— BEGIN GIVEN INFORMATION —

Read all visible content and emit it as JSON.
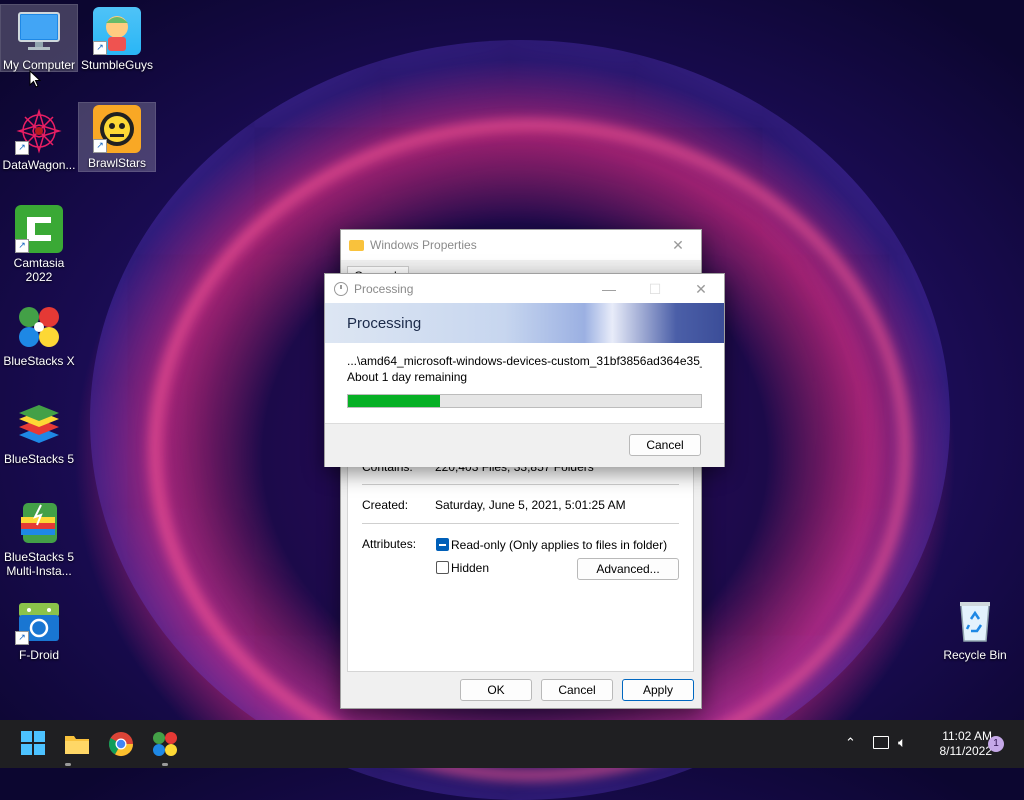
{
  "desktop": {
    "icons": [
      {
        "label": "My Computer",
        "icon": "monitor-icon"
      },
      {
        "label": "StumbleGuys",
        "icon": "stumbleguys-icon"
      },
      {
        "label": "DataWagon...",
        "icon": "datawagon-icon"
      },
      {
        "label": "BrawlStars",
        "icon": "brawlstars-icon"
      },
      {
        "label": "Camtasia 2022",
        "icon": "camtasia-icon"
      },
      {
        "label": "BlueStacks X",
        "icon": "bluestacks-x-icon"
      },
      {
        "label": "BlueStacks 5",
        "icon": "bluestacks-5-icon"
      },
      {
        "label": "BlueStacks 5 Multi-Insta...",
        "icon": "bluestacks-multi-icon"
      },
      {
        "label": "F-Droid",
        "icon": "fdroid-icon"
      },
      {
        "label": "Recycle Bin",
        "icon": "recycle-bin-icon"
      }
    ]
  },
  "properties": {
    "title": "Windows Properties",
    "tab": "General",
    "contains_label": "Contains:",
    "contains_value": "220,403 Files, 33,857 Folders",
    "created_label": "Created:",
    "created_value": "Saturday, June 5, 2021, 5:01:25 AM",
    "attributes_label": "Attributes:",
    "readonly_label": "Read-only (Only applies to files in folder)",
    "hidden_label": "Hidden",
    "advanced_button": "Advanced...",
    "ok_button": "OK",
    "cancel_button": "Cancel",
    "apply_button": "Apply"
  },
  "processing": {
    "title": "Processing",
    "header": "Processing",
    "file_path": "...\\amd64_microsoft-windows-devices-custom_31bf3856ad364e35_",
    "time_remaining": "About 1 day remaining",
    "progress": 0.26,
    "cancel_button": "Cancel",
    "accent": "#06b025"
  },
  "taskbar": {
    "time": "11:02 AM",
    "date": "8/11/2022",
    "notification_count": "1"
  }
}
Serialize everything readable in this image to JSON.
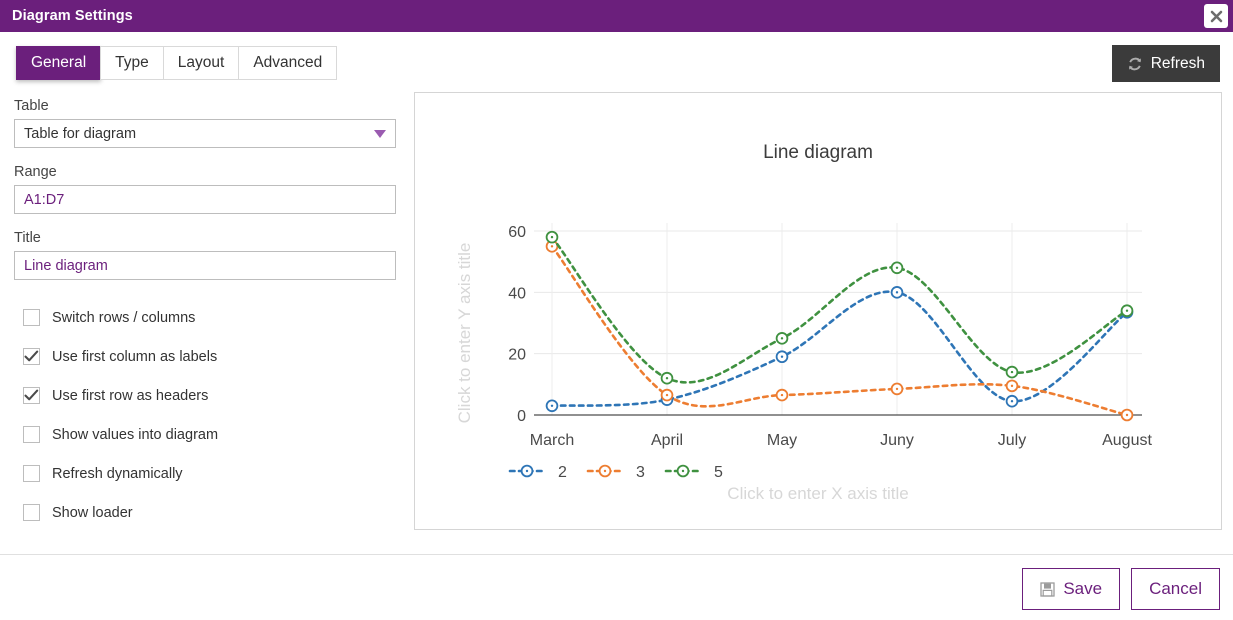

— END GIVEN INFORMATION —

Transcribe the records above exactly, leaving out every picture.

Read all visible content and emit it as JSON.
{
  "desktop": {
    "icons": [
      {
        "label": "My Computer",
        "icon": "monitor-icon"
      },
      {
        "label": "StumbleGuys",
        "icon": "stumbleguys-icon"
      },
      {
        "label": "DataWagon...",
        "icon": "datawagon-icon"
      },
      {
        "label": "BrawlStars",
        "icon": "brawlstars-icon"
      },
      {
        "label": "Camtasia 2022",
        "icon": "camtasia-icon"
      },
      {
        "label": "BlueStacks X",
        "icon": "bluestacks-x-icon"
      },
      {
        "label": "BlueStacks 5",
        "icon": "bluestacks-5-icon"
      },
      {
        "label": "BlueStacks 5 Multi-Insta...",
        "icon": "bluestacks-multi-icon"
      },
      {
        "label": "F-Droid",
        "icon": "fdroid-icon"
      },
      {
        "label": "Recycle Bin",
        "icon": "recycle-bin-icon"
      }
    ]
  },
  "properties": {
    "title": "Windows Properties",
    "tab": "General",
    "contains_label": "Contains:",
    "contains_value": "220,403 Files, 33,857 Folders",
    "created_label": "Created:",
    "created_value": "Saturday, June 5, 2021, 5:01:25 AM",
    "attributes_label": "Attributes:",
    "readonly_label": "Read-only (Only applies to files in folder)",
    "hidden_label": "Hidden",
    "advanced_button": "Advanced...",
    "ok_button": "OK",
    "cancel_button": "Cancel",
    "apply_button": "Apply"
  },
  "processing": {
    "title": "Processing",
    "header": "Processing",
    "file_path": "...\\amd64_microsoft-windows-devices-custom_31bf3856ad364e35_",
    "time_remaining": "About 1 day remaining",
    "progress": 0.26,
    "cancel_button": "Cancel",
    "accent": "#06b025"
  },
  "taskbar": {
    "time": "11:02 AM",
    "date": "8/11/2022",
    "notification_count": "1"
  }
}
Serialize everything readable in this image to JSON.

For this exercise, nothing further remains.